EXTRACT PROVIDED ::
Zulip Chat Archive
Stream: Lean for teaching
Topic: Verbose Lean
Patrick Massot (Dec 07 2021 at 21:20):
After a lot of demands, I finally took a day to translate my verbose Lean teaching tactics into (very fake) English. I'm sorry some people have been waiting for this for nearly one year. The result can be found at https://github.com/PatrickMassot/lean-verbose. I didn't spend time figuring out the best translation, for lack of time and English language fluency. I'm sure people will soon suggest nice improvements. Please keep in mind this is a hack that will probably be very easy to improve in Lean 4 (see the README for information about the price to pay for abusing the Lean 3 parser). And I guess even the Lean 4 won't be able to compete with actual controlled natural language dedicated parsers, but @Sebastian Ullrich should feel very free to prove me wrong.
Patrick Massot (Dec 07 2021 at 21:22):
For the impatient people: you can have a look at sample.lean but beware that GitHub syntax highlighting is completely wrong and misleading here.
Patrick Massot (Dec 07 2021 at 21:23):
Unfortunately I currently don't have a solution better than using a custom version of the VSCode syntax highlighting if you want proper highlighting as in my essay.
Patrick Massot (Dec 07 2021 at 21:25):
Maybe I should warn Sebastian to get a glass of Whisky ready before opening https://github.com/PatrickMassot/lean-verbose/blob/master/src/parsers.lean, just in case.

WORK INSTRUCTIONS ::
1. In the records, take the lines starting with the one containing "192, 824, 195]" and going on through the one containing "options-bar: to-Enhance Select", and give them again with "panel-grip" substituted for "group-grip", leaving all else unchanged.
2. Carry on the chat thread about verbose Lean teaching tactics past its last message.

SOURCE MATERIAL ::
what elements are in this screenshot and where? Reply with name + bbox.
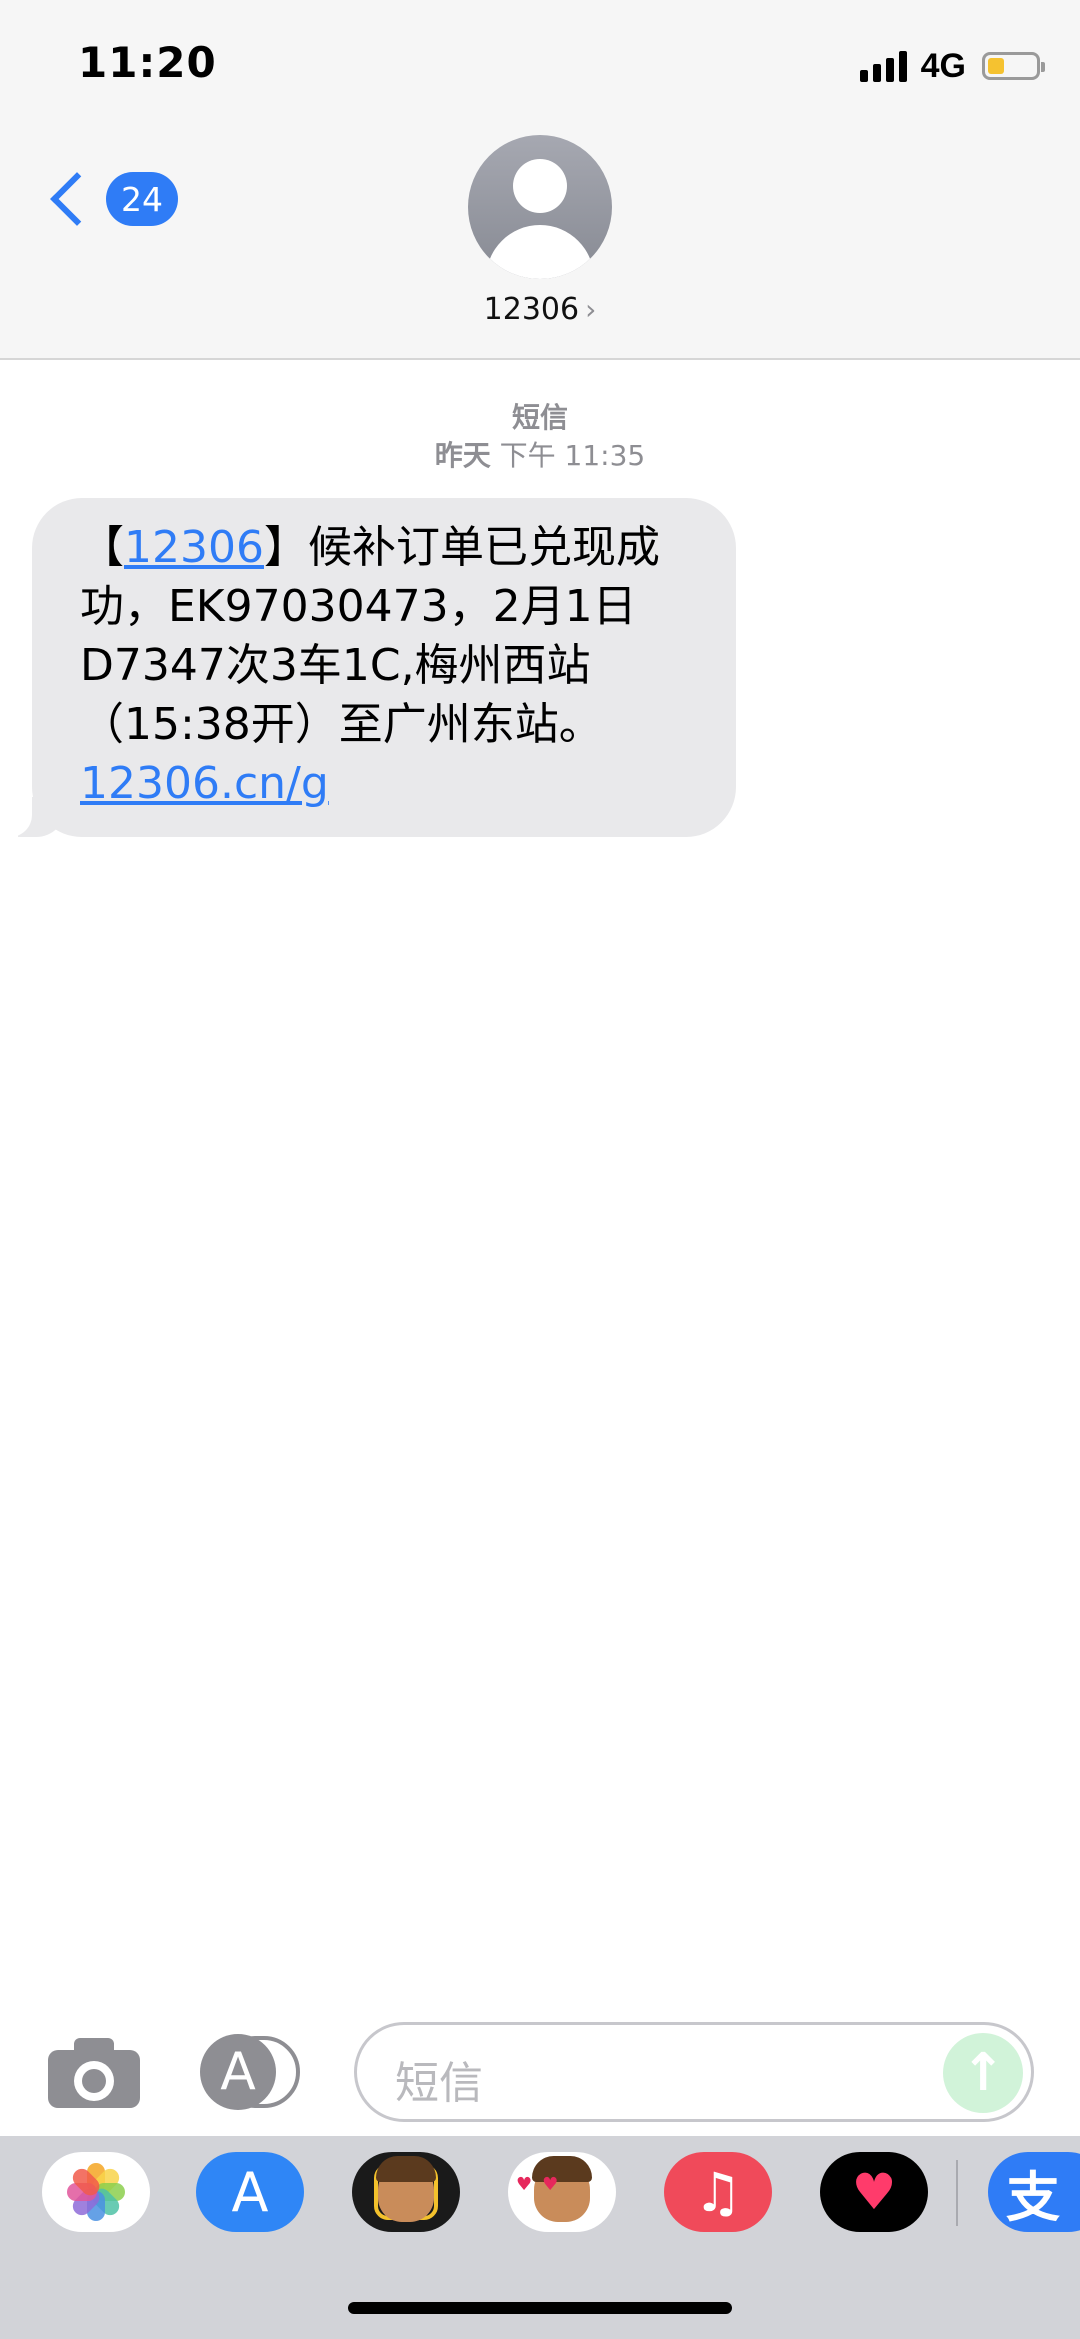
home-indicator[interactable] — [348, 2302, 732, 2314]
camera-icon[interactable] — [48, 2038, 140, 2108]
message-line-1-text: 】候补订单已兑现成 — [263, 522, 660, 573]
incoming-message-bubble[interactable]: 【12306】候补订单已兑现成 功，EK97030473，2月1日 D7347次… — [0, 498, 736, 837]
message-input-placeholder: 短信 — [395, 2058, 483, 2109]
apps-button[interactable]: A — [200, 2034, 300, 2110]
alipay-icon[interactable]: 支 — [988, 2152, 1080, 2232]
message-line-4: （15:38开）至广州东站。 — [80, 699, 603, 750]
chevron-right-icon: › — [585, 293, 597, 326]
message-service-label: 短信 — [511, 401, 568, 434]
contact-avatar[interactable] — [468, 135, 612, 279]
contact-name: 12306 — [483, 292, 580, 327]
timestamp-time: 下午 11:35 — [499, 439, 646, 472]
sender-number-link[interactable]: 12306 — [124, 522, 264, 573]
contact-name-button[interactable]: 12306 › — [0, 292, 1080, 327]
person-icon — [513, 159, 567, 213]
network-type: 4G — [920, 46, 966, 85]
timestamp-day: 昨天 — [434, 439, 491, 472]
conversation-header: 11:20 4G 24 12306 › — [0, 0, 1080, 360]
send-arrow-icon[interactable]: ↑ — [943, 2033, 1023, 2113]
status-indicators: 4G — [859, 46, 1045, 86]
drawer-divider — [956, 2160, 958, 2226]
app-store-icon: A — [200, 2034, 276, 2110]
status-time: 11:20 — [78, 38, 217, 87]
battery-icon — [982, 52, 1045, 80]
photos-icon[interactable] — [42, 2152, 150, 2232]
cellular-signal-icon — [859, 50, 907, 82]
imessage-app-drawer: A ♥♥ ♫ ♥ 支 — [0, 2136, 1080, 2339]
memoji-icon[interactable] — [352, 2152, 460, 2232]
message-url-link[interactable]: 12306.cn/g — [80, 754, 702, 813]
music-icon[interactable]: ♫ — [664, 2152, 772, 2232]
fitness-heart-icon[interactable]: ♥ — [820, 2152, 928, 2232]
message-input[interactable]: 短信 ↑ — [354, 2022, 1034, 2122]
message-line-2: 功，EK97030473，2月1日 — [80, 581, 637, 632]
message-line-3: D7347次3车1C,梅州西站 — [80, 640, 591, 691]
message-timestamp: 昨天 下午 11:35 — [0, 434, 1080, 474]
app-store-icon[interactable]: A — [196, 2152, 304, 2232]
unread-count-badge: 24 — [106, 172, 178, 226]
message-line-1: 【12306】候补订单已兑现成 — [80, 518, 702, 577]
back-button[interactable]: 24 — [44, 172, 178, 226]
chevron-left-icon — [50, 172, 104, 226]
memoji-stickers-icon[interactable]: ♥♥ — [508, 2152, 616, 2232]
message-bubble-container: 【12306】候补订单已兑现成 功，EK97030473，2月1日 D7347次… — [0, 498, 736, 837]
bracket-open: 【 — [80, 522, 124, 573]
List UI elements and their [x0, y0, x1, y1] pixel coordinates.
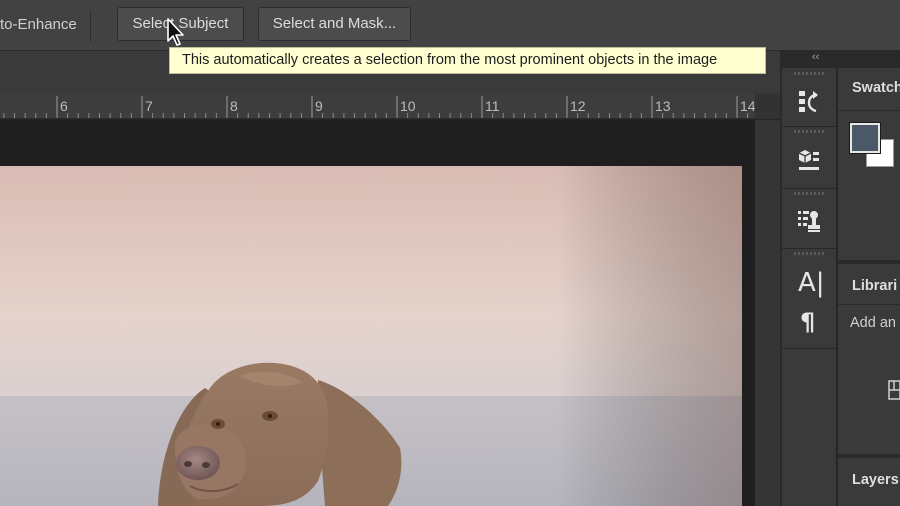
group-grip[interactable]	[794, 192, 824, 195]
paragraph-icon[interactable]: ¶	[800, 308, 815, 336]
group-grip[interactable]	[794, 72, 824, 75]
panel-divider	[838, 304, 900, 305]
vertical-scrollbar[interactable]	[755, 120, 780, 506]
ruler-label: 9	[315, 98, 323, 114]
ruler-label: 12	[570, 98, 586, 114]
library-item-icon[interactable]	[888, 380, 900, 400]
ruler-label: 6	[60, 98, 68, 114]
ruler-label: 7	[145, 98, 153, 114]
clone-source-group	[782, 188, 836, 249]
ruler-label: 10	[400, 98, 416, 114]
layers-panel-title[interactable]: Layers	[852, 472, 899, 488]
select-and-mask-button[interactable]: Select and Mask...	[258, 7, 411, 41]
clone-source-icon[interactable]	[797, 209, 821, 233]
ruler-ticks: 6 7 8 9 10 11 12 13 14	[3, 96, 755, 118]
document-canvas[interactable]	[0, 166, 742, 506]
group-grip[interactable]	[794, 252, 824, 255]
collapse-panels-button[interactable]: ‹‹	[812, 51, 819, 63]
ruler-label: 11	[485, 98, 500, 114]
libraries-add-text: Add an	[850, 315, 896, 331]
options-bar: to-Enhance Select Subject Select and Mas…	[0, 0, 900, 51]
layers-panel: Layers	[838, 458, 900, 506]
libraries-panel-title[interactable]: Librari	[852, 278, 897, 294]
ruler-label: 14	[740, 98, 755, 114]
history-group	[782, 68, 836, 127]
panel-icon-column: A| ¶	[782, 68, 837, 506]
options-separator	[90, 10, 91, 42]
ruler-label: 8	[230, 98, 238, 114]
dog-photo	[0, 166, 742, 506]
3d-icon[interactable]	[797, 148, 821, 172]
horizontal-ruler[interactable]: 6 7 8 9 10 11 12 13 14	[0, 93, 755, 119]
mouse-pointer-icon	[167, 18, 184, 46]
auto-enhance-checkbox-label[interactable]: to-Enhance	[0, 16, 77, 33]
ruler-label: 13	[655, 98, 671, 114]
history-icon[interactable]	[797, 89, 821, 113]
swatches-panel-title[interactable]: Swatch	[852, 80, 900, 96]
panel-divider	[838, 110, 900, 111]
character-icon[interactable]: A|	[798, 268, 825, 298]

ANSWER SET ::
1.
panel-grip[interactable]	[794, 192, 824, 195]
paragraph-icon[interactable]: ¶	[800, 308, 815, 336]
panel-grip[interactable]	[794, 72, 824, 75]
panel-divider	[838, 304, 900, 305]
vertical-scrollbar[interactable]	[755, 120, 780, 506]
ruler-label: 9	[315, 98, 323, 114]
ruler-label: 12	[570, 98, 586, 114]
library-item-icon[interactable]	[888, 380, 900, 400]
ruler-label: 6	[60, 98, 68, 114]
ruler-label: 7	[145, 98, 153, 114]
clone-source-group	[782, 188, 836, 249]
ruler-label: 10	[400, 98, 416, 114]
layers-panel-title[interactable]: Layers	[852, 472, 899, 488]
select-and-mask-button[interactable]: Select and Mask...	[258, 7, 411, 41]
clone-source-icon[interactable]	[797, 209, 821, 233]
ruler-ticks: 6 7 8 9 10 11 12 13 14	[3, 96, 755, 118]
document-canvas[interactable]	[0, 166, 742, 506]
panel-grip[interactable]	[794, 252, 824, 255]
collapse-panels-button[interactable]: ‹‹	[812, 51, 819, 63]
ruler-label: 11	[485, 98, 500, 114]
libraries-add-text: Add an	[850, 315, 896, 331]
options-bar: to-Enhance Select Subject Select and Mas…	[0, 0, 900, 51]

2.
Sebastian Ullrich (Dec 07 2021 at 21:40):
Looks perfectly reasonable to me
Sebastian Ullrich (Dec 07 2021 at 21:42):
But maybe that's the whiskey talking
Patrick Massot (Dec 07 2021 at 21:46):
Is there any hope to avoid the long list of new tokens from the beginning of that file in Lean 4?
Sebastian Ullrich (Dec 07 2021 at 21:51):
Any tokens used in parsers are registered automatically in Lean 4
Patrick Massot (Nov 20 2023 at 06:06):
I have completed a first Lean 4 version of my Lean verbose library. You can find it at https://github.com/PatrickMassot/verbose-lean4. This time the French and English versions are hosted in the same repository and share their backend so hopefully the English version will stay up to date. But I haven't yet ported the help tactic that was only in the French Lean 3 version. The Lean 4 version is far from being thoroughly tested but interested people can already play with it. The examples file from starts with:
import Verbose.English.ExampleLib
Exercise "Continuity implies sequential continuity"
Given: (f : ℝ → ℝ) (u : ℕ → ℝ) (x₀ : ℝ)
Assume: (hu : u converges to x₀) (hf : f is continuous at x₀)
Conclusion: (f ∘ u) converges to f x₀
Proof:
Let's prove that ∀ ε > 0, ∃ N, ∀ n ≥ N, |f (u n) - f x₀| ≤ ε
Fix ε > 0
By hf applied to ε using ε_pos we get δ such that
(δ_pos : δ > 0) (Hf : ∀ x, |x - x₀| ≤ δ → |f x - f x₀| ≤ ε)
By hu applied to δ using δ_pos we get N such that Hu : ∀ n ≥ N, |u n - x₀| ≤ δ
Let's prove that N works : ∀ n ≥ N, |f (u n) - f x₀| ≤ ε
Fix n ≥ N
By Hf applied to u n it suffices to prove |u n - x₀| ≤ δ
We conclude by Hu applied to n using n_ge
QED
For people not familiar with Lean verbose, let me emphasize the above snippet is actual game content, not a cinematic. And it is properly highlighted in VSCode (unless you switch off semantic highlighting).
Patrick Massot (Nov 20 2023 at 06:10):
An important consequence of the new code layout is that adding support for more languages would be very easy, with essentially no meta-programming knowledge required.
David Thrane Christiansen (Nov 20 2023 at 11:27):
This is really fun!
Floris van Doorn (Nov 20 2023 at 11:27):
Very nice! It looks really good.
The phrases We discuss using h / We discuss depending on P sound very weird to me.
I would suggest We do case analysis using h or We do cases on h.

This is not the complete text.